* Required work
Copy all of the material word for word, except for the pictures.

Records that describe figures:
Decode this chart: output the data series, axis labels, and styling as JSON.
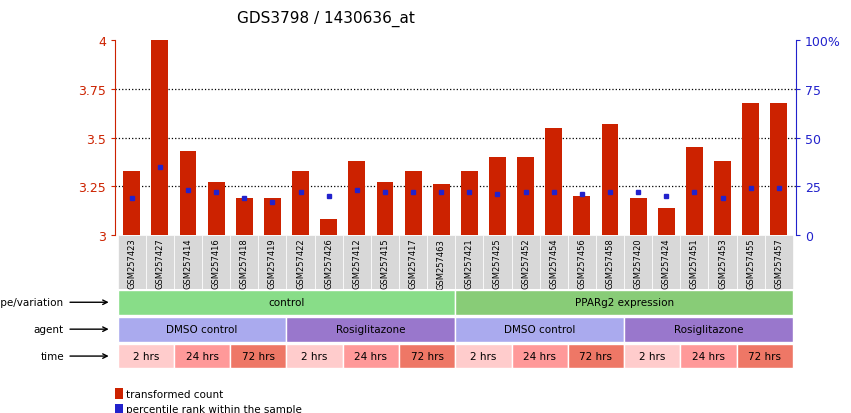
{
  "title": "GDS3798 / 1430636_at",
  "samples": [
    "GSM257423",
    "GSM257427",
    "GSM257414",
    "GSM257416",
    "GSM257418",
    "GSM257419",
    "GSM257422",
    "GSM257426",
    "GSM257412",
    "GSM257415",
    "GSM257417",
    "GSM257463",
    "GSM257421",
    "GSM257425",
    "GSM257452",
    "GSM257454",
    "GSM257456",
    "GSM257458",
    "GSM257420",
    "GSM257424",
    "GSM257451",
    "GSM257453",
    "GSM257455",
    "GSM257457"
  ],
  "red_values": [
    3.33,
    4.0,
    3.43,
    3.27,
    3.19,
    3.19,
    3.33,
    3.08,
    3.38,
    3.27,
    3.33,
    3.26,
    3.33,
    3.4,
    3.4,
    3.55,
    3.2,
    3.57,
    3.19,
    3.14,
    3.45,
    3.38,
    3.68,
    3.68
  ],
  "blue_values": [
    3.19,
    3.35,
    3.23,
    3.22,
    3.19,
    3.17,
    3.22,
    3.2,
    3.23,
    3.22,
    3.22,
    3.22,
    3.22,
    3.21,
    3.22,
    3.22,
    3.21,
    3.22,
    3.22,
    3.2,
    3.22,
    3.19,
    3.24,
    3.24
  ],
  "y_min": 3.0,
  "y_max": 4.0,
  "y_ticks": [
    3.0,
    3.25,
    3.5,
    3.75,
    4.0
  ],
  "y_tick_labels": [
    "3",
    "3.25",
    "3.5",
    "3.75",
    "4"
  ],
  "right_y_ticks_pct": [
    0,
    25,
    50,
    75,
    100
  ],
  "right_y_tick_labels": [
    "0",
    "25",
    "50",
    "75",
    "100%"
  ],
  "bar_color": "#CC2200",
  "blue_color": "#2222CC",
  "sample_bg_color": "#D8D8D8",
  "genotype_groups": [
    {
      "text": "control",
      "start": 0,
      "end": 11,
      "color": "#88DD88"
    },
    {
      "text": "PPARg2 expression",
      "start": 12,
      "end": 23,
      "color": "#88CC77"
    }
  ],
  "agent_groups": [
    {
      "text": "DMSO control",
      "start": 0,
      "end": 5,
      "color": "#AAAAEE"
    },
    {
      "text": "Rosiglitazone",
      "start": 6,
      "end": 11,
      "color": "#9977CC"
    },
    {
      "text": "DMSO control",
      "start": 12,
      "end": 17,
      "color": "#AAAAEE"
    },
    {
      "text": "Rosiglitazone",
      "start": 18,
      "end": 23,
      "color": "#9977CC"
    }
  ],
  "time_groups": [
    {
      "text": "2 hrs",
      "start": 0,
      "end": 1,
      "color": "#FFCCCC"
    },
    {
      "text": "24 hrs",
      "start": 2,
      "end": 3,
      "color": "#FF9999"
    },
    {
      "text": "72 hrs",
      "start": 4,
      "end": 5,
      "color": "#EE7766"
    },
    {
      "text": "2 hrs",
      "start": 6,
      "end": 7,
      "color": "#FFCCCC"
    },
    {
      "text": "24 hrs",
      "start": 8,
      "end": 9,
      "color": "#FF9999"
    },
    {
      "text": "72 hrs",
      "start": 10,
      "end": 11,
      "color": "#EE7766"
    },
    {
      "text": "2 hrs",
      "start": 12,
      "end": 13,
      "color": "#FFCCCC"
    },
    {
      "text": "24 hrs",
      "start": 14,
      "end": 15,
      "color": "#FF9999"
    },
    {
      "text": "72 hrs",
      "start": 16,
      "end": 17,
      "color": "#EE7766"
    },
    {
      "text": "2 hrs",
      "start": 18,
      "end": 19,
      "color": "#FFCCCC"
    },
    {
      "text": "24 hrs",
      "start": 20,
      "end": 21,
      "color": "#FF9999"
    },
    {
      "text": "72 hrs",
      "start": 22,
      "end": 23,
      "color": "#EE7766"
    }
  ],
  "row_labels": [
    "genotype/variation",
    "agent",
    "time"
  ],
  "legend_items": [
    {
      "label": "transformed count",
      "color": "#CC2200"
    },
    {
      "label": "percentile rank within the sample",
      "color": "#2222CC"
    }
  ]
}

* Reply
Decode this chart: output the data series, axis labels, and styling as JSON.
{
  "title": "GDS3798 / 1430636_at",
  "samples": [
    "GSM257423",
    "GSM257427",
    "GSM257414",
    "GSM257416",
    "GSM257418",
    "GSM257419",
    "GSM257422",
    "GSM257426",
    "GSM257412",
    "GSM257415",
    "GSM257417",
    "GSM257463",
    "GSM257421",
    "GSM257425",
    "GSM257452",
    "GSM257454",
    "GSM257456",
    "GSM257458",
    "GSM257420",
    "GSM257424",
    "GSM257451",
    "GSM257453",
    "GSM257455",
    "GSM257457"
  ],
  "red_values": [
    3.33,
    4.0,
    3.43,
    3.27,
    3.19,
    3.19,
    3.33,
    3.08,
    3.38,
    3.27,
    3.33,
    3.26,
    3.33,
    3.4,
    3.4,
    3.55,
    3.2,
    3.57,
    3.19,
    3.14,
    3.45,
    3.38,
    3.68,
    3.68
  ],
  "blue_values": [
    3.19,
    3.35,
    3.23,
    3.22,
    3.19,
    3.17,
    3.22,
    3.2,
    3.23,
    3.22,
    3.22,
    3.22,
    3.22,
    3.21,
    3.22,
    3.22,
    3.21,
    3.22,
    3.22,
    3.2,
    3.22,
    3.19,
    3.24,
    3.24
  ],
  "y_min": 3.0,
  "y_max": 4.0,
  "y_ticks": [
    3.0,
    3.25,
    3.5,
    3.75,
    4.0
  ],
  "y_tick_labels": [
    "3",
    "3.25",
    "3.5",
    "3.75",
    "4"
  ],
  "right_y_ticks_pct": [
    0,
    25,
    50,
    75,
    100
  ],
  "right_y_tick_labels": [
    "0",
    "25",
    "50",
    "75",
    "100%"
  ],
  "bar_color": "#CC2200",
  "blue_color": "#2222CC",
  "sample_bg_color": "#D8D8D8",
  "genotype_groups": [
    {
      "text": "control",
      "start": 0,
      "end": 11,
      "color": "#88DD88"
    },
    {
      "text": "PPARg2 expression",
      "start": 12,
      "end": 23,
      "color": "#88CC77"
    }
  ],
  "agent_groups": [
    {
      "text": "DMSO control",
      "start": 0,
      "end": 5,
      "color": "#AAAAEE"
    },
    {
      "text": "Rosiglitazone",
      "start": 6,
      "end": 11,
      "color": "#9977CC"
    },
    {
      "text": "DMSO control",
      "start": 12,
      "end": 17,
      "color": "#AAAAEE"
    },
    {
      "text": "Rosiglitazone",
      "start": 18,
      "end": 23,
      "color": "#9977CC"
    }
  ],
  "time_groups": [
    {
      "text": "2 hrs",
      "start": 0,
      "end": 1,
      "color": "#FFCCCC"
    },
    {
      "text": "24 hrs",
      "start": 2,
      "end": 3,
      "color": "#FF9999"
    },
    {
      "text": "72 hrs",
      "start": 4,
      "end": 5,
      "color": "#EE7766"
    },
    {
      "text": "2 hrs",
      "start": 6,
      "end": 7,
      "color": "#FFCCCC"
    },
    {
      "text": "24 hrs",
      "start": 8,
      "end": 9,
      "color": "#FF9999"
    },
    {
      "text": "72 hrs",
      "start": 10,
      "end": 11,
      "color": "#EE7766"
    },
    {
      "text": "2 hrs",
      "start": 12,
      "end": 13,
      "color": "#FFCCCC"
    },
    {
      "text": "24 hrs",
      "start": 14,
      "end": 15,
      "color": "#FF9999"
    },
    {
      "text": "72 hrs",
      "start": 16,
      "end": 17,
      "color": "#EE7766"
    },
    {
      "text": "2 hrs",
      "start": 18,
      "end": 19,
      "color": "#FFCCCC"
    },
    {
      "text": "24 hrs",
      "start": 20,
      "end": 21,
      "color": "#FF9999"
    },
    {
      "text": "72 hrs",
      "start": 22,
      "end": 23,
      "color": "#EE7766"
    }
  ],
  "row_labels": [
    "genotype/variation",
    "agent",
    "time"
  ],
  "legend_items": [
    {
      "label": "transformed count",
      "color": "#CC2200"
    },
    {
      "label": "percentile rank within the sample",
      "color": "#2222CC"
    }
  ]
}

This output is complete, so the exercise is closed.